Find each line with the string "minutes" and report it.

[Entries shown start]

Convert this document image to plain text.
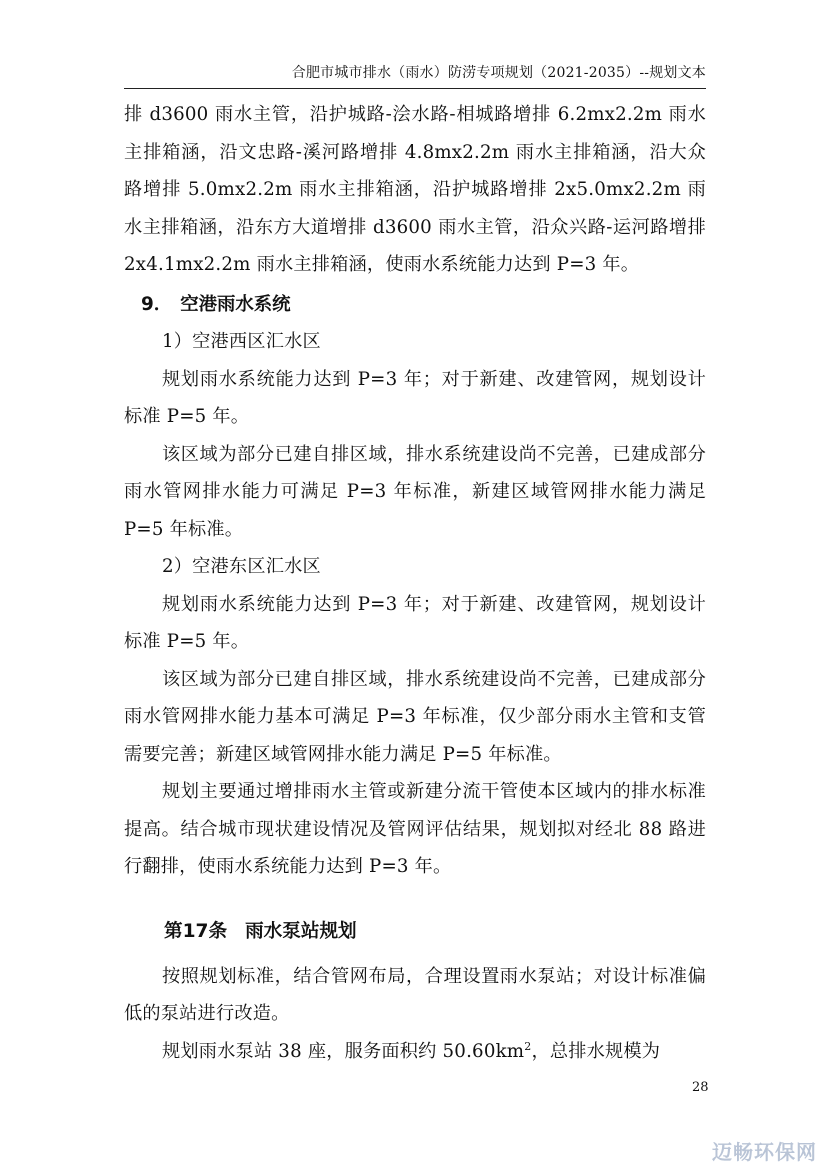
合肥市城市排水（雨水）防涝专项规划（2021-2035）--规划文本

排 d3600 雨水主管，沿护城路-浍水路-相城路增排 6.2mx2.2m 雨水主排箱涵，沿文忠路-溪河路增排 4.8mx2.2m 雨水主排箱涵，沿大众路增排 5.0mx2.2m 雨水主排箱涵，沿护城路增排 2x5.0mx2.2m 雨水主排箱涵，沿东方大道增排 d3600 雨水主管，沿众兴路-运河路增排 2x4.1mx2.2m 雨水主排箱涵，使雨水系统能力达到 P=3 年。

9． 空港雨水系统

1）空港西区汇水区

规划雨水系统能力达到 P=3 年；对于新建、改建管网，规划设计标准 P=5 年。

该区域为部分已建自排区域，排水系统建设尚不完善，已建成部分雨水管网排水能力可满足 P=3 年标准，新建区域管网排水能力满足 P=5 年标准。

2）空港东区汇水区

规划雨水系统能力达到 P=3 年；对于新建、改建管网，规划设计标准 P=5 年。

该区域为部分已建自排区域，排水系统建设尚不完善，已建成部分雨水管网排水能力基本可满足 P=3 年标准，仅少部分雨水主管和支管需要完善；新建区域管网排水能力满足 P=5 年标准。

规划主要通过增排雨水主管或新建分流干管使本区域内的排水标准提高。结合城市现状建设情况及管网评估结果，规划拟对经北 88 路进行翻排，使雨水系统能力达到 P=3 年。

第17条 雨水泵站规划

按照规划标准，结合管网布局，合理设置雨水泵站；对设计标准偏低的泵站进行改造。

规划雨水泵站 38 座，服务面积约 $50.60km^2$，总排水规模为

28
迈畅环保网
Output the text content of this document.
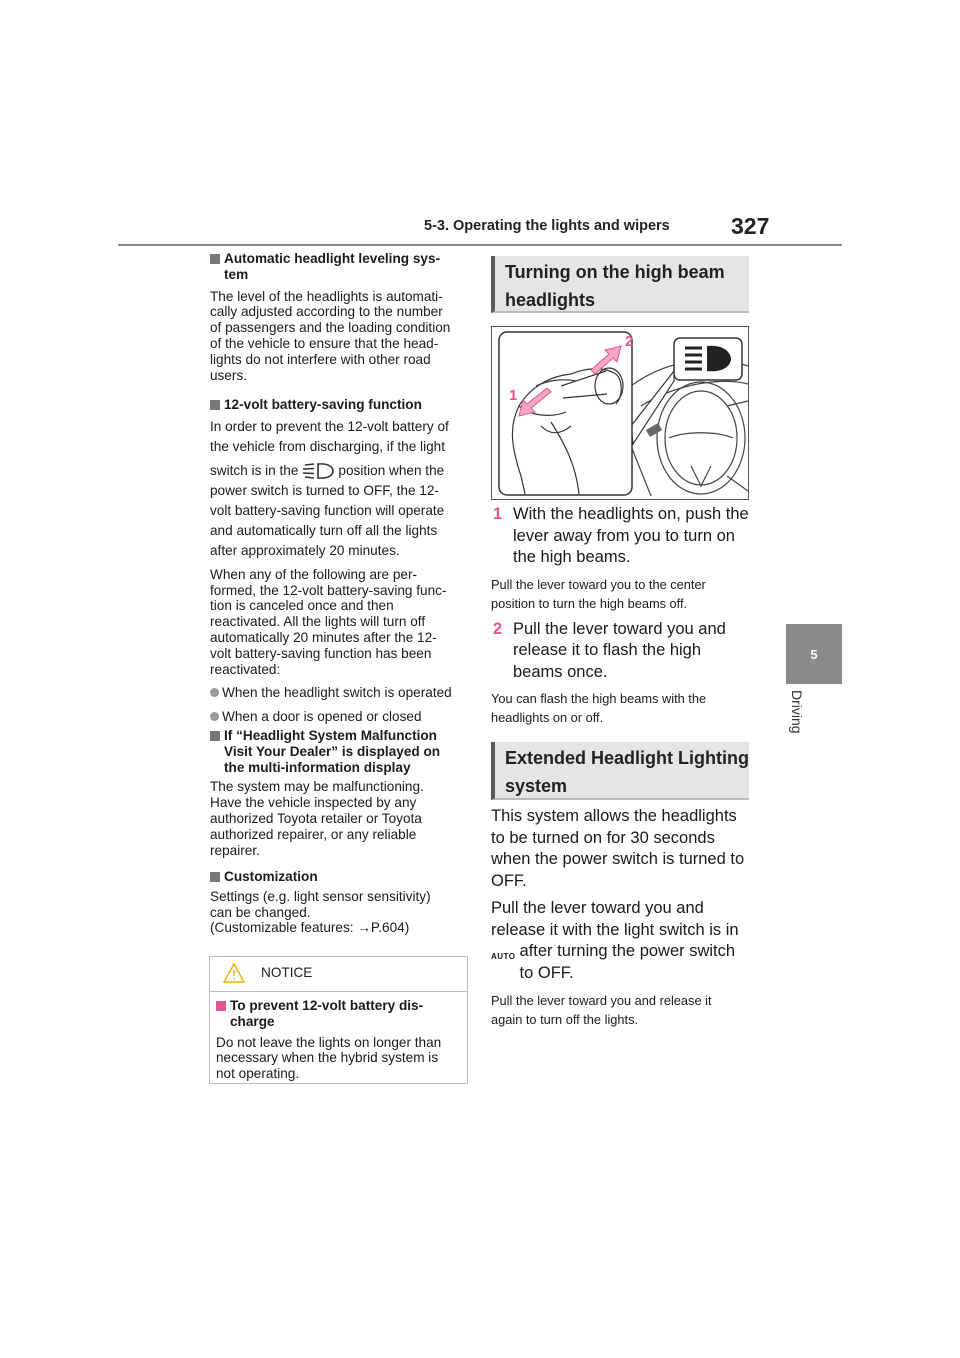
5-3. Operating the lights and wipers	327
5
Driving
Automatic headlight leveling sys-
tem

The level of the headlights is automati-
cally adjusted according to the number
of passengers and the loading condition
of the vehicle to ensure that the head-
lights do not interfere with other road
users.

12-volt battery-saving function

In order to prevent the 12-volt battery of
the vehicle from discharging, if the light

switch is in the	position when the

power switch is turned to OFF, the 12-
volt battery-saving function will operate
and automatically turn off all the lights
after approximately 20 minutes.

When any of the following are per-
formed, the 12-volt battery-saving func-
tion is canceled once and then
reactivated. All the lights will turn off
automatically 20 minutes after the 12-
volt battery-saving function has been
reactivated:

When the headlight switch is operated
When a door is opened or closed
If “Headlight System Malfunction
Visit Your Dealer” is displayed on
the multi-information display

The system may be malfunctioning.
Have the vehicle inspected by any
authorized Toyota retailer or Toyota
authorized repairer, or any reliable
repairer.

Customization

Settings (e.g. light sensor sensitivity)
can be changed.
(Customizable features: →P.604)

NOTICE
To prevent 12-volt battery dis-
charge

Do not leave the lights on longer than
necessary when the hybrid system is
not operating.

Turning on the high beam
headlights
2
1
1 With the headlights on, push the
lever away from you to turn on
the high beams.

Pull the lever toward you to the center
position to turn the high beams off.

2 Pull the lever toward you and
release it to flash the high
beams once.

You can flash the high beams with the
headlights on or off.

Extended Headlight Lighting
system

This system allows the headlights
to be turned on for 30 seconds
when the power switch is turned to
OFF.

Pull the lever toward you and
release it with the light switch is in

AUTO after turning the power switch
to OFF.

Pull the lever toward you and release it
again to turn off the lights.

[Entries shown end]

* _Written answer_:
after approximately 20 minutes.
automatically 20 minutes after the 12-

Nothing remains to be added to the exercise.